Aim of the task: From the forum thread below, reproduce word for word the passage starting at "## Amy Swaby" and ending at "of rescue dogs.".

If she is a bulldog expert, ask her what lines the pup is from. Put it nicely if you can, that you are curious because you want to know what lines are producing those light eyes with such perfect pigmentation.


----------



## Amy Swaby (Jul 16, 2008)

Jennifer the reply the woman gave on the mixish pup was her response to someone posting about a dog they had rescued from the shelter that was simply labeled a mix. Hence why I wonder why this woman felt the need to say it was full blooded and not a mix.

She also seems a bit nutters in concerns with her opinion of rescue dogs.

http://community.discovery.com/eve/forums/a/tpc/f/5041961366/m/8781920879/p/2



> angi2008
> no i dont believe in myths i believe in facts--within the last year alone in louisiana and mississippi we've had to put down over 200 adult dogs adopted from shelters--2 adults and over 10 children died including one of my little cousins -- as i said believe what you want but facts are facts


I highly doubt 200 dogs were adopted out and then had to be returned and destroyed those statistics seem a bit ludicrous. i could see maybe that many dogs being put down period for behavior problems BEFORE being adopted but not after. But of course the facts are the facts she says.

http://community.discovery.com/eve/forums/a/tpc/f/5041961366/m/4251979479


> angi2008
> well if you dont believe me than you can call the untied kennel club or ask abe fishman he is another animal expert--308 main st. allenhurst new jersey-add to kennel club--know fact sorry--american bulldogs were around in the 1800s the first pitts bred were during world war one and the dogs name was Stubby and got medals and visited the white house blah blah blah--as i said look it up before u argue with a specialist


I may not be specialist but I can surely type out the word you. Also WHAT the first pitbulls weren't bred until world war one?! Okaaaaay

Links included this time heh

I wouldn't be on that forum at all (it's buggy and often after you realize you have a bunch of typos it tells you, you don't have permissions to edit sometimes while other time it will) if it wasn't for idiots like this, considering it's mostly kids or other idiots it's bad to lets the "experts" educate the idiots to make them stupider.

Items listed in a dataset:

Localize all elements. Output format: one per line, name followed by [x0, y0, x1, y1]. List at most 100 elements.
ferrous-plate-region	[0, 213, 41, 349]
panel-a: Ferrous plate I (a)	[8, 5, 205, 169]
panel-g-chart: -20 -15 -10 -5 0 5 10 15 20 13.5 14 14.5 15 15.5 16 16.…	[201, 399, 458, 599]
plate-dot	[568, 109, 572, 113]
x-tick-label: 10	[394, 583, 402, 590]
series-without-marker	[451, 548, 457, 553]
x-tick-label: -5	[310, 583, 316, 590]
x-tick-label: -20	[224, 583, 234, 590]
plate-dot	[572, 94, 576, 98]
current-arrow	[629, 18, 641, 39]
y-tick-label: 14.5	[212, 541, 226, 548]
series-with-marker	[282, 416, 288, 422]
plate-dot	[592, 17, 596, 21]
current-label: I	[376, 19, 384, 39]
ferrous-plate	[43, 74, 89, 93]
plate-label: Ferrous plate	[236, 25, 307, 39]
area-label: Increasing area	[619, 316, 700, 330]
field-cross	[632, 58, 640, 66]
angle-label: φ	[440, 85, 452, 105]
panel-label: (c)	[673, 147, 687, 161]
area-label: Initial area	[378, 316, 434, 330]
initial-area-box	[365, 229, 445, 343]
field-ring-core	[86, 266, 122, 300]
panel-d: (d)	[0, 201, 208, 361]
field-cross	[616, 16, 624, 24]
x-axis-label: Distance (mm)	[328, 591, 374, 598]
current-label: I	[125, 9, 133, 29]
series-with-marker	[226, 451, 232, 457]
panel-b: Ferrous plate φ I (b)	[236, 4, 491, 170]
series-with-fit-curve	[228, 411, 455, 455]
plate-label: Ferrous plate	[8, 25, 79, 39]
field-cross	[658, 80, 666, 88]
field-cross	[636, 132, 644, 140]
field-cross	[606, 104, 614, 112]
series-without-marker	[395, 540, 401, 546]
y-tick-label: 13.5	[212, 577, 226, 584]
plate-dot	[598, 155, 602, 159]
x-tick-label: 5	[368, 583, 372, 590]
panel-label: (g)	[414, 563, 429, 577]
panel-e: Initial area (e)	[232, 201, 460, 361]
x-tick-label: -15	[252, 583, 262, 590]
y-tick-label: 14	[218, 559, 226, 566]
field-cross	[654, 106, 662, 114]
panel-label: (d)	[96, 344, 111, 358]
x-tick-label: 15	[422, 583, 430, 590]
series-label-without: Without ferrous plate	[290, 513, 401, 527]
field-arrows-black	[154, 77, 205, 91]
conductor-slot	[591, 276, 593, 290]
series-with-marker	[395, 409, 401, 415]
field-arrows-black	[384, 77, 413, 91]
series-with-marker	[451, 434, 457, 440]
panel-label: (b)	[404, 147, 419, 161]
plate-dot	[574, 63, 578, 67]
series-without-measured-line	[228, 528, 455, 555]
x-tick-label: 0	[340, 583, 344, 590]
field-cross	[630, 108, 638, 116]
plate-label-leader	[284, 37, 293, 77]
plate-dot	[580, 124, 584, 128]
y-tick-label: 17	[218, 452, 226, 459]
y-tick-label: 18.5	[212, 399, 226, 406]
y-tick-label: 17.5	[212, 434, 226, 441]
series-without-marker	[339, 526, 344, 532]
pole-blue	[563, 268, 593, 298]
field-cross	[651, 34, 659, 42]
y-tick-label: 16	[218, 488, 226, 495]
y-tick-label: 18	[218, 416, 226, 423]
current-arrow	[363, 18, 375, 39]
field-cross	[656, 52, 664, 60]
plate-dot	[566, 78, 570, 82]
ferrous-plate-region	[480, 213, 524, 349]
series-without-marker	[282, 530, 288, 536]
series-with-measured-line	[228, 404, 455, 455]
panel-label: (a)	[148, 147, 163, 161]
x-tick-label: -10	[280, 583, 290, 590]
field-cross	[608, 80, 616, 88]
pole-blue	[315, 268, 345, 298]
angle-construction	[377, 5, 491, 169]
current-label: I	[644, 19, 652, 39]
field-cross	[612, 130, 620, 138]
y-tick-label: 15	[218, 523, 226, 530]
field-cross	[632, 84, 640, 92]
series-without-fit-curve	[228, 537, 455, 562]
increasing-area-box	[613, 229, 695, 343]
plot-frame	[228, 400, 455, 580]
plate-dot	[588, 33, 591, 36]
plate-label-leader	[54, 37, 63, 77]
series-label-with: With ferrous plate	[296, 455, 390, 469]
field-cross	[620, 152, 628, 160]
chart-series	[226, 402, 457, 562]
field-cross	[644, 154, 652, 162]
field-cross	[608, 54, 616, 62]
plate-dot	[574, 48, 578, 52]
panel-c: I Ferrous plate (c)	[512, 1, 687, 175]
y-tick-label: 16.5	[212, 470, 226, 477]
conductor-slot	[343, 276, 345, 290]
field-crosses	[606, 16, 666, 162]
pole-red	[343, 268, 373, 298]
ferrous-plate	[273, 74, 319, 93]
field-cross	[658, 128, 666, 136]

Reply:
## Amy Swaby (Jul 16, 2008)

Jennifer the reply the woman gave on the mixish pup was her response to someone posting about a dog they had rescued from the shelter that was simply labeled a mix. Hence why I wonder why this woman felt the need to say it was full blooded and not a mix.

She also seems a bit nutters in concerns with her opinion of rescue dogs.